To do:
Below are some records; work out how many of their lines contain "icon" and give the number only.
[Data to use start]
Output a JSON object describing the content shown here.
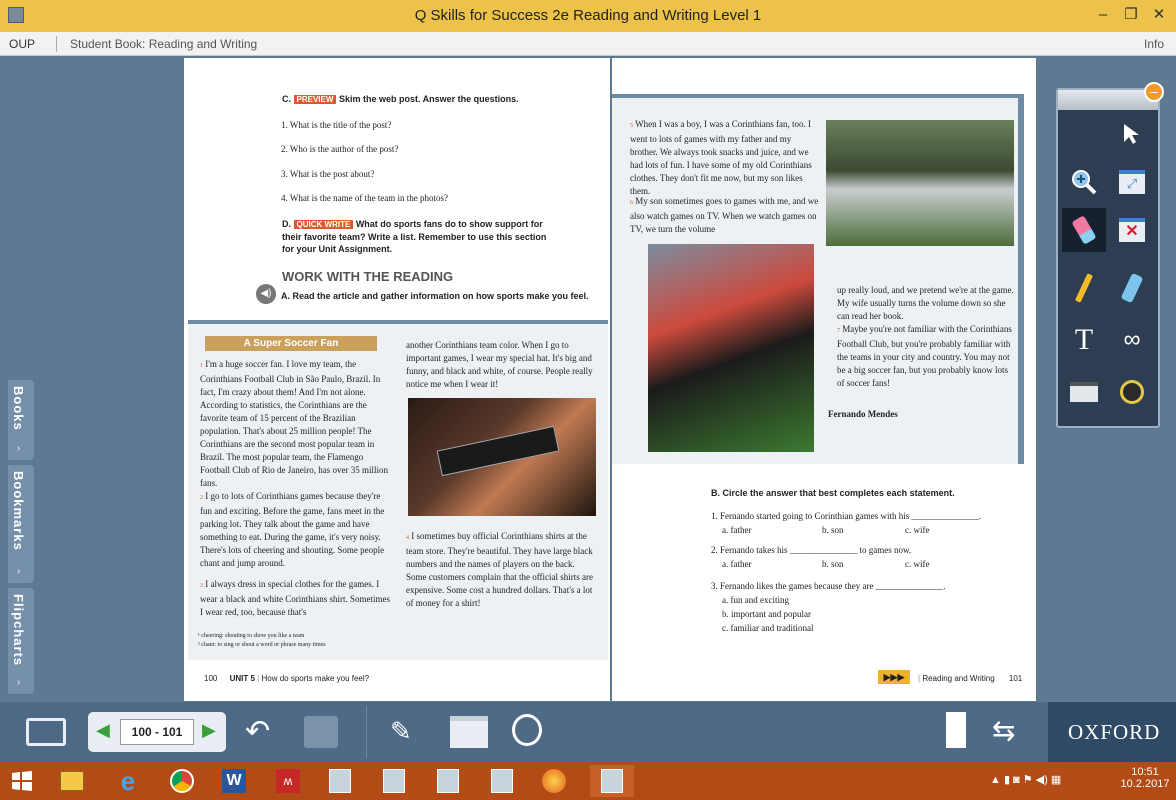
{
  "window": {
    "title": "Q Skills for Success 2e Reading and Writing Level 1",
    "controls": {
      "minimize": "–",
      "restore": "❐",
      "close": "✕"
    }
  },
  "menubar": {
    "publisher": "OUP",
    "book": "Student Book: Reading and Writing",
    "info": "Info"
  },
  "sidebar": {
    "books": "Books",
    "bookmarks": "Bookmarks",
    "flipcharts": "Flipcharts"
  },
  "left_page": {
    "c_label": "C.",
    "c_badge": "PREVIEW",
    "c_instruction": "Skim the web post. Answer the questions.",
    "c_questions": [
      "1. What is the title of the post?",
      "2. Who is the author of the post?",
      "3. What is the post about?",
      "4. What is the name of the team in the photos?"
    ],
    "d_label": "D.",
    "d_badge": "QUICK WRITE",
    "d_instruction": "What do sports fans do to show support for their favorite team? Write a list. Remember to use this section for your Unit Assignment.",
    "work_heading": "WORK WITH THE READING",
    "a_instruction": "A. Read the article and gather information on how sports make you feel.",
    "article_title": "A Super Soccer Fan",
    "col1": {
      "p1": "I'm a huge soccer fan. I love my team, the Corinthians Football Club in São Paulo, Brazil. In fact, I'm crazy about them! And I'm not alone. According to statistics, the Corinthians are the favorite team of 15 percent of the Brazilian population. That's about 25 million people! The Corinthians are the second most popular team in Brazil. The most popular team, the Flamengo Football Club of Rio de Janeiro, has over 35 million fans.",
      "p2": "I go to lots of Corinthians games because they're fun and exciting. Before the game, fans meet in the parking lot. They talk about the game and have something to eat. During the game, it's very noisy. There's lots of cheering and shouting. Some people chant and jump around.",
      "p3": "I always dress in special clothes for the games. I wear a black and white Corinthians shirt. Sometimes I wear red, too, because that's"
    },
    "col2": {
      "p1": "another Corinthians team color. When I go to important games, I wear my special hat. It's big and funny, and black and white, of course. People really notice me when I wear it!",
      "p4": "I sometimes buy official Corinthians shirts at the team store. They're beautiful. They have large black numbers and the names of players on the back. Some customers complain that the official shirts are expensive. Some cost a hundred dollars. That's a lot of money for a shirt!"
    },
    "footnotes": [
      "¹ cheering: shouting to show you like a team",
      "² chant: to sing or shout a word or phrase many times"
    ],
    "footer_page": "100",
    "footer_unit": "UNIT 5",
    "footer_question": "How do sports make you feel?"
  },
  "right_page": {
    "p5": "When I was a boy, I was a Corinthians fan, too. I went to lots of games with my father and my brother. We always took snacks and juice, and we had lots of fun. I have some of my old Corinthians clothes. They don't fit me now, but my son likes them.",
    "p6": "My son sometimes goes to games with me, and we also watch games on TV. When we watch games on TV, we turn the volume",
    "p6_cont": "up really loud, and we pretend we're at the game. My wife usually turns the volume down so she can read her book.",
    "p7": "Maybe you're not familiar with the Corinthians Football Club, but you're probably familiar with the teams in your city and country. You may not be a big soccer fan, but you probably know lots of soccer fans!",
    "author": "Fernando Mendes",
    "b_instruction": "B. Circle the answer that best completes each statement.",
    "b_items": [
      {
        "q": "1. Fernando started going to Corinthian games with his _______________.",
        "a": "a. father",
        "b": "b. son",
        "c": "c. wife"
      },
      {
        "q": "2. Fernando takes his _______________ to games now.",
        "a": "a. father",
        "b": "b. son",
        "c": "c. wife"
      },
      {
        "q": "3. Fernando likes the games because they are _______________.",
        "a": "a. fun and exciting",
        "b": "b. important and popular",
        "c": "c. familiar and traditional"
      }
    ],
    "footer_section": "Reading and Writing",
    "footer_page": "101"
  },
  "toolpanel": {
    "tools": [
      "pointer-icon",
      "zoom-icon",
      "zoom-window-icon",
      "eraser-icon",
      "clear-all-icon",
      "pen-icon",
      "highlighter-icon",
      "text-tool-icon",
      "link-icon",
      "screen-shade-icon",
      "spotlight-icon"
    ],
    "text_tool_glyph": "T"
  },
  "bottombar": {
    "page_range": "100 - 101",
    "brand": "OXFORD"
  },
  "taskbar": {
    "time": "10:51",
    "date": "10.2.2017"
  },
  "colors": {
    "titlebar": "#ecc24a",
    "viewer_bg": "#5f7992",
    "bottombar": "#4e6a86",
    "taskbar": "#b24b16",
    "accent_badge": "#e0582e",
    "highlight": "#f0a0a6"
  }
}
[Data to use end]
[Data to use start]
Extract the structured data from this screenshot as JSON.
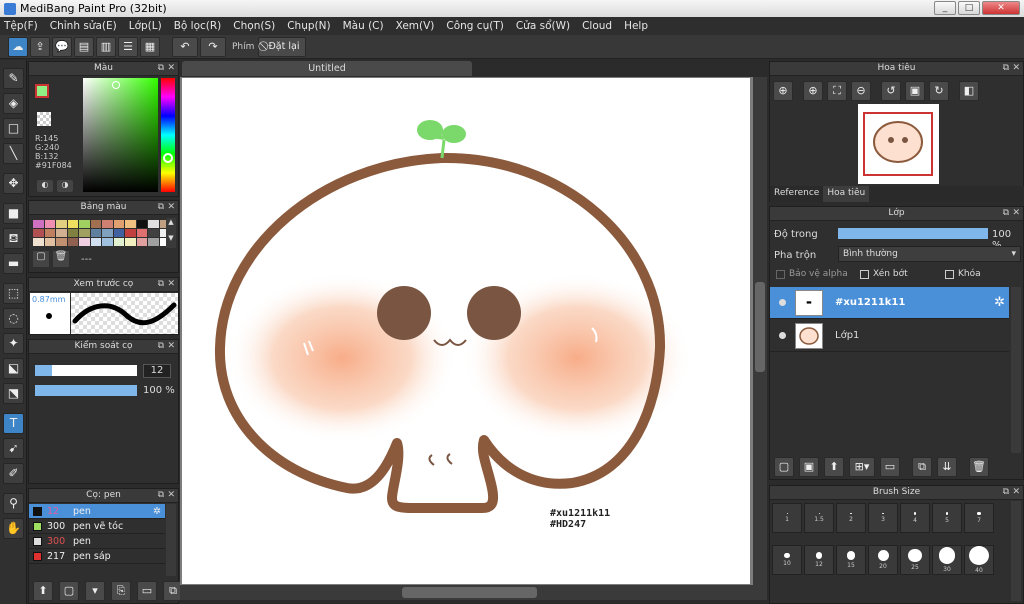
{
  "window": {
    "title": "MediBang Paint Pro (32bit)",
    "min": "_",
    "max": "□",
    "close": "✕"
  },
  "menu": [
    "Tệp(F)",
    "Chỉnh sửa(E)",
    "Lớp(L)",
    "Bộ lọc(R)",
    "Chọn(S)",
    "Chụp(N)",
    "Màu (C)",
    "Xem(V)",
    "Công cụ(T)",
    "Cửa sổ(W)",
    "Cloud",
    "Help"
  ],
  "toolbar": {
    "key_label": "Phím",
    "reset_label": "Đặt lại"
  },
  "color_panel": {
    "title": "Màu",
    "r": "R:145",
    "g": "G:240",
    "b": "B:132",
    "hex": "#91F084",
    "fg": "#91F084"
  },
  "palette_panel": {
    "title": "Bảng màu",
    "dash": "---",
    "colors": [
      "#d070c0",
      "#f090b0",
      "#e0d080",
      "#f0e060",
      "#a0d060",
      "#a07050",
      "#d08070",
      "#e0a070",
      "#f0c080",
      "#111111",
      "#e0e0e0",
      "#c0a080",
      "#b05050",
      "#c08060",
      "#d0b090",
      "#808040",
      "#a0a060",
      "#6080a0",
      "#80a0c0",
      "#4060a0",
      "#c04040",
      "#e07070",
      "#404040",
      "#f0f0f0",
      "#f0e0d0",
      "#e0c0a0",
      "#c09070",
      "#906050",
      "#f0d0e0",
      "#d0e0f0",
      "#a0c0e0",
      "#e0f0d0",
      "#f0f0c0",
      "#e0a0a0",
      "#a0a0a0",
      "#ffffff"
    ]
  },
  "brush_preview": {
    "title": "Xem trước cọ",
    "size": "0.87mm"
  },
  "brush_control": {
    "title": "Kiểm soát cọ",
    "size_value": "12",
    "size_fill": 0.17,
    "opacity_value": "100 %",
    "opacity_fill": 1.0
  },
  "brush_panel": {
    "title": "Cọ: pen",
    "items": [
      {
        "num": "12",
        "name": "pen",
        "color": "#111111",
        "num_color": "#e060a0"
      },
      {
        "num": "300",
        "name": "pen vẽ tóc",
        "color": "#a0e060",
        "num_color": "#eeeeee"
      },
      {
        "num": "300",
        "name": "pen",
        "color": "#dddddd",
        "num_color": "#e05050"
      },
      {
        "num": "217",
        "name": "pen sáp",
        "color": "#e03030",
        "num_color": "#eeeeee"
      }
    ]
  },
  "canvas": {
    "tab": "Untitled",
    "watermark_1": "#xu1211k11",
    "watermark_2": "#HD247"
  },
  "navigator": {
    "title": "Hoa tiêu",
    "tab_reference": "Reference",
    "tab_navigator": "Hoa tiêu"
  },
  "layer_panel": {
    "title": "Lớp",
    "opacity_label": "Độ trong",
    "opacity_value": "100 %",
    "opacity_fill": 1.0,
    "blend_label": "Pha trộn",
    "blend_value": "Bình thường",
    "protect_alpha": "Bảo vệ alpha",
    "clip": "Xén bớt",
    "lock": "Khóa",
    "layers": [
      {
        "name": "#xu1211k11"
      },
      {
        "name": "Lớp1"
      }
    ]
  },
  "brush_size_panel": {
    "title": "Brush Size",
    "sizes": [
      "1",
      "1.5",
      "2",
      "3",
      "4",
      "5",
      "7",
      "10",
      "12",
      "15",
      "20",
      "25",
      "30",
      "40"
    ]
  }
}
[Data to use end]
Exercise output:
11